> **Dataset rows**
** BEGIN **
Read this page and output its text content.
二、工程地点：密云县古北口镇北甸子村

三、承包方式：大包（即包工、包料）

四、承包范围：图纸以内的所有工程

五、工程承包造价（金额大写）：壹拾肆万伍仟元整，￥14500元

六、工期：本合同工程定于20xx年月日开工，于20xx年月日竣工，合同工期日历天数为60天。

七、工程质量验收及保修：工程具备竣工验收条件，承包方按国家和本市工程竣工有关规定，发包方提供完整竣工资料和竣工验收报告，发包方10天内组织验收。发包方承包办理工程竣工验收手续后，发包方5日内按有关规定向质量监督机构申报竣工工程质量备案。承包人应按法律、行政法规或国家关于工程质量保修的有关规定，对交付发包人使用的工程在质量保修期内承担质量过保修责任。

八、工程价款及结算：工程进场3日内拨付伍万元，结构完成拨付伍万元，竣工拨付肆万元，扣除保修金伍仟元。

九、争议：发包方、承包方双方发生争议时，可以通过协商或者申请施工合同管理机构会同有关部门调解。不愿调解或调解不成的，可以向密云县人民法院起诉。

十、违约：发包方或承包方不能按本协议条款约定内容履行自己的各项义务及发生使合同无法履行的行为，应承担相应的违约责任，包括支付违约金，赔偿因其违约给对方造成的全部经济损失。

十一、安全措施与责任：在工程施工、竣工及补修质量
** END **
> **Exercise prompt**
Output all records verbatim.

> **Answer to this task**
Read this page and output its text content.
二、工程地点：密云县古北口镇北甸子村

三、承包方式：大包（即包工、包料）

四、承包范围：图纸以内的所有工程

五、工程承包造价（金额大写）：壹拾肆万伍仟元整，￥14500元

六、工期：本合同工程定于20xx年月日开工，于20xx年月日竣工，合同工期日历天数为60天。

七、工程质量验收及保修：工程具备竣工验收条件，承包方按国家和本市工程竣工有关规定，发包方提供完整竣工资料和竣工验收报告，发包方10天内组织验收。发包方承包办理工程竣工验收手续后，发包方5日内按有关规定向质量监督机构申报竣工工程质量备案。承包人应按法律、行政法规或国家关于工程质量保修的有关规定，对交付发包人使用的工程在质量保修期内承担质量过保修责任。

八、工程价款及结算：工程进场3日内拨付伍万元，结构完成拨付伍万元，竣工拨付肆万元，扣除保修金伍仟元。

九、争议：发包方、承包方双方发生争议时，可以通过协商或者申请施工合同管理机构会同有关部门调解。不愿调解或调解不成的，可以向密云县人民法院起诉。

十、违约：发包方或承包方不能按本协议条款约定内容履行自己的各项义务及发生使合同无法履行的行为，应承担相应的违约责任，包括支付违约金，赔偿因其违约给对方造成的全部经济损失。

十一、安全措施与责任：在工程施工、竣工及补修质量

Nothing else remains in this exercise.